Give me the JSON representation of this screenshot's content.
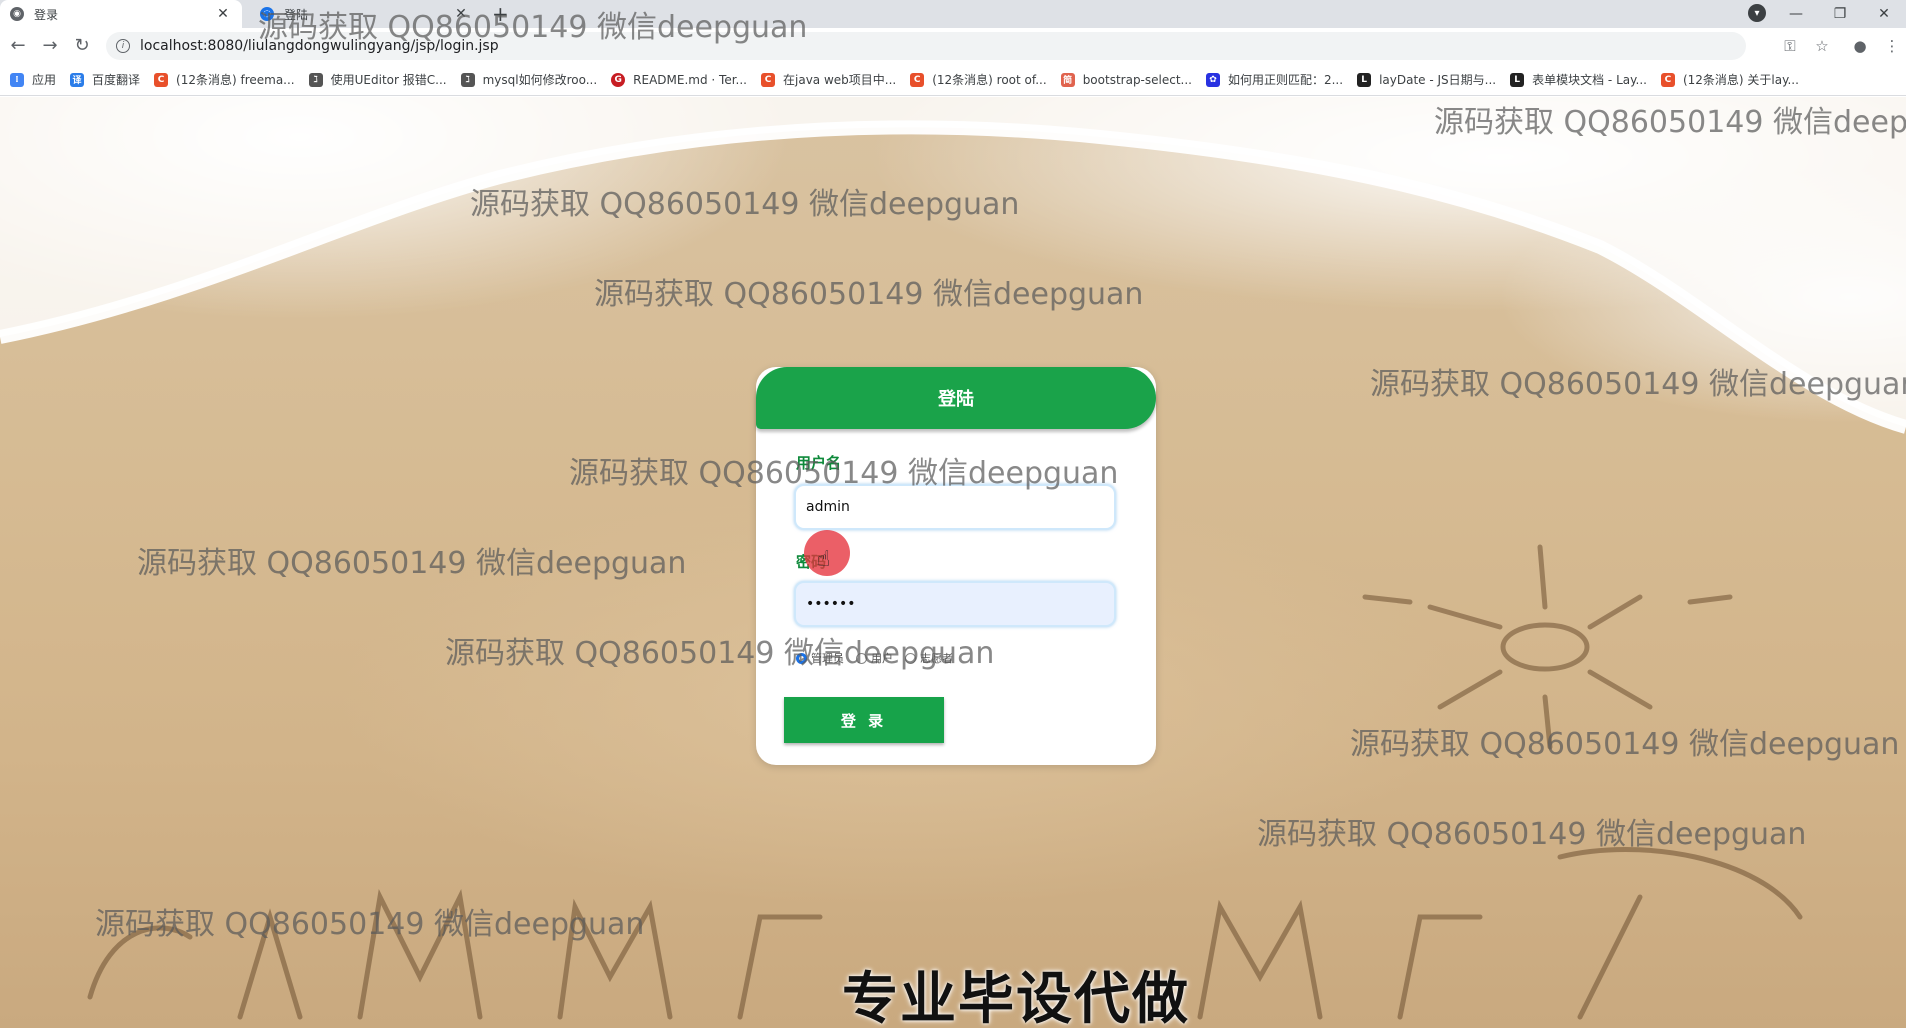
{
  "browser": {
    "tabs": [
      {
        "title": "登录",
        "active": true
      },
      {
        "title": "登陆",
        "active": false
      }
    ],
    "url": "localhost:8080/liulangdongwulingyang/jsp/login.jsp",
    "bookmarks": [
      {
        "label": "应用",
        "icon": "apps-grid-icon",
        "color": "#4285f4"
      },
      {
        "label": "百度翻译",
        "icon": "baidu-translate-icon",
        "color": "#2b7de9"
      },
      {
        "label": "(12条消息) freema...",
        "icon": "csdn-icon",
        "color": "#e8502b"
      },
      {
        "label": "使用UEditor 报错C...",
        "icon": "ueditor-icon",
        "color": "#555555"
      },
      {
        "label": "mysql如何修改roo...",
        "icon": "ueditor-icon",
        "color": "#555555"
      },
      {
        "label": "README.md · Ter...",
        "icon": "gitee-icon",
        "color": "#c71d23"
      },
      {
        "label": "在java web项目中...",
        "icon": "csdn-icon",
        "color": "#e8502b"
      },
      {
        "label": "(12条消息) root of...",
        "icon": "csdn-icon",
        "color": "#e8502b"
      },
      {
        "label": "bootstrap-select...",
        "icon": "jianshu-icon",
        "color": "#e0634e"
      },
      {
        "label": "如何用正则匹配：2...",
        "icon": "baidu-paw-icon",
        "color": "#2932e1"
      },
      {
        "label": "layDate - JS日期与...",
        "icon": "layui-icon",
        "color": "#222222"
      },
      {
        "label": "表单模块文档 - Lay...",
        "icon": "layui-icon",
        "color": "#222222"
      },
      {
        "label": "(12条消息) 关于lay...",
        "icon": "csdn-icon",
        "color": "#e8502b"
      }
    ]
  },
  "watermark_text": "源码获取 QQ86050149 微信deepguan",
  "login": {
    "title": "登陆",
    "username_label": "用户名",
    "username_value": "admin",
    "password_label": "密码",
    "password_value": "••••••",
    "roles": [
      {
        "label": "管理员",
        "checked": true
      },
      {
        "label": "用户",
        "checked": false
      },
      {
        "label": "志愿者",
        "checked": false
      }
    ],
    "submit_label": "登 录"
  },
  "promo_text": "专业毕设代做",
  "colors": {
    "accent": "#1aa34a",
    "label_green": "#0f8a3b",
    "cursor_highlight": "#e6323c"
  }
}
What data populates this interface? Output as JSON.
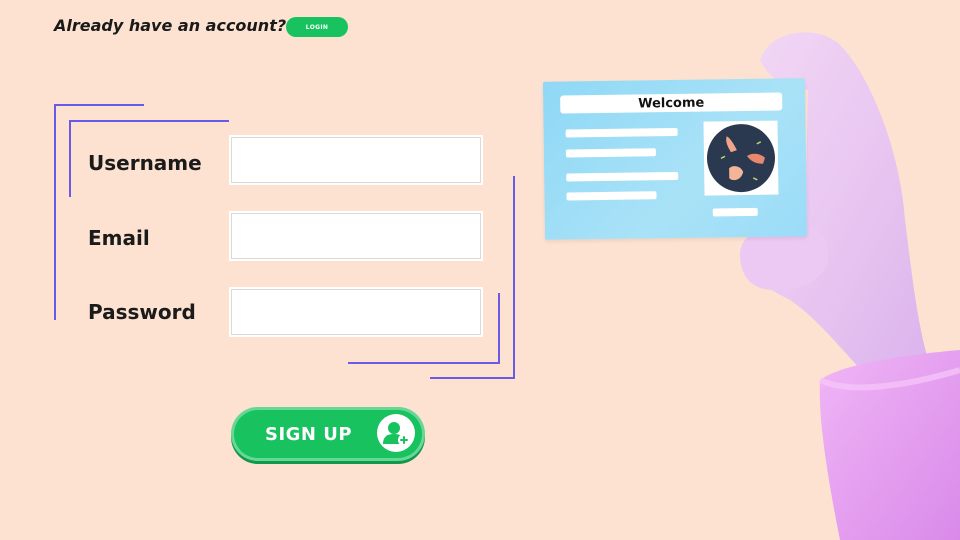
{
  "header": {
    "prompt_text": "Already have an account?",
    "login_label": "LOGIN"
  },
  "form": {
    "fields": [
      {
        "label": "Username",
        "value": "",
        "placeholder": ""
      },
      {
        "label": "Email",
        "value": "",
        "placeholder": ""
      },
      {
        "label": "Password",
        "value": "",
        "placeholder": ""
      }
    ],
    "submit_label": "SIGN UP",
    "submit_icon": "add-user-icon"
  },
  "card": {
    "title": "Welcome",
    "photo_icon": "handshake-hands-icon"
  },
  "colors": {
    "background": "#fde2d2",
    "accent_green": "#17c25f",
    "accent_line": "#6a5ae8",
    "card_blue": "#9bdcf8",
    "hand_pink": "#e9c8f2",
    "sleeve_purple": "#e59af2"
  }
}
━━━━━━━━━━━━━━━━
EXERCISE GOAL » Leave the pictures out and output the rest of the listing exactly.

WORKED SOLUTION »
Give me the JSON representation of this screenshot's content.
{
  "browser": {
    "tabs": [
      {
        "title": "登录",
        "active": true
      },
      {
        "title": "登陆",
        "active": false
      }
    ],
    "url": "localhost:8080/liulangdongwulingyang/jsp/login.jsp",
    "bookmarks": [
      {
        "label": "应用",
        "icon": "apps-grid-icon",
        "color": "#4285f4"
      },
      {
        "label": "百度翻译",
        "icon": "baidu-translate-icon",
        "color": "#2b7de9"
      },
      {
        "label": "(12条消息) freema...",
        "icon": "csdn-icon",
        "color": "#e8502b"
      },
      {
        "label": "使用UEditor 报错C...",
        "icon": "ueditor-icon",
        "color": "#555555"
      },
      {
        "label": "mysql如何修改roo...",
        "icon": "ueditor-icon",
        "color": "#555555"
      },
      {
        "label": "README.md · Ter...",
        "icon": "gitee-icon",
        "color": "#c71d23"
      },
      {
        "label": "在java web项目中...",
        "icon": "csdn-icon",
        "color": "#e8502b"
      },
      {
        "label": "(12条消息) root of...",
        "icon": "csdn-icon",
        "color": "#e8502b"
      },
      {
        "label": "bootstrap-select...",
        "icon": "jianshu-icon",
        "color": "#e0634e"
      },
      {
        "label": "如何用正则匹配：2...",
        "icon": "baidu-paw-icon",
        "color": "#2932e1"
      },
      {
        "label": "layDate - JS日期与...",
        "icon": "layui-icon",
        "color": "#222222"
      },
      {
        "label": "表单模块文档 - Lay...",
        "icon": "layui-icon",
        "color": "#222222"
      },
      {
        "label": "(12条消息) 关于lay...",
        "icon": "csdn-icon",
        "color": "#e8502b"
      }
    ]
  },
  "watermark_text": "源码获取 QQ86050149 微信deepguan",
  "login": {
    "title": "登陆",
    "username_label": "用户名",
    "username_value": "admin",
    "password_label": "密码",
    "password_value": "••••••",
    "roles": [
      {
        "label": "管理员",
        "checked": true
      },
      {
        "label": "用户",
        "checked": false
      },
      {
        "label": "志愿者",
        "checked": false
      }
    ],
    "submit_label": "登 录"
  },
  "promo_text": "专业毕设代做",
  "colors": {
    "accent": "#1aa34a",
    "label_green": "#0f8a3b",
    "cursor_highlight": "#e6323c"
  }
}
What data populates this interface? Output as JSON.
{
  "header": {
    "prompt_text": "Already have an account?",
    "login_label": "LOGIN"
  },
  "form": {
    "fields": [
      {
        "label": "Username",
        "value": "",
        "placeholder": ""
      },
      {
        "label": "Email",
        "value": "",
        "placeholder": ""
      },
      {
        "label": "Password",
        "value": "",
        "placeholder": ""
      }
    ],
    "submit_label": "SIGN UP",
    "submit_icon": "add-user-icon"
  },
  "card": {
    "title": "Welcome",
    "photo_icon": "handshake-hands-icon"
  },
  "colors": {
    "background": "#fde2d2",
    "accent_green": "#17c25f",
    "accent_line": "#6a5ae8",
    "card_blue": "#9bdcf8",
    "hand_pink": "#e9c8f2",
    "sleeve_purple": "#e59af2"
  }
}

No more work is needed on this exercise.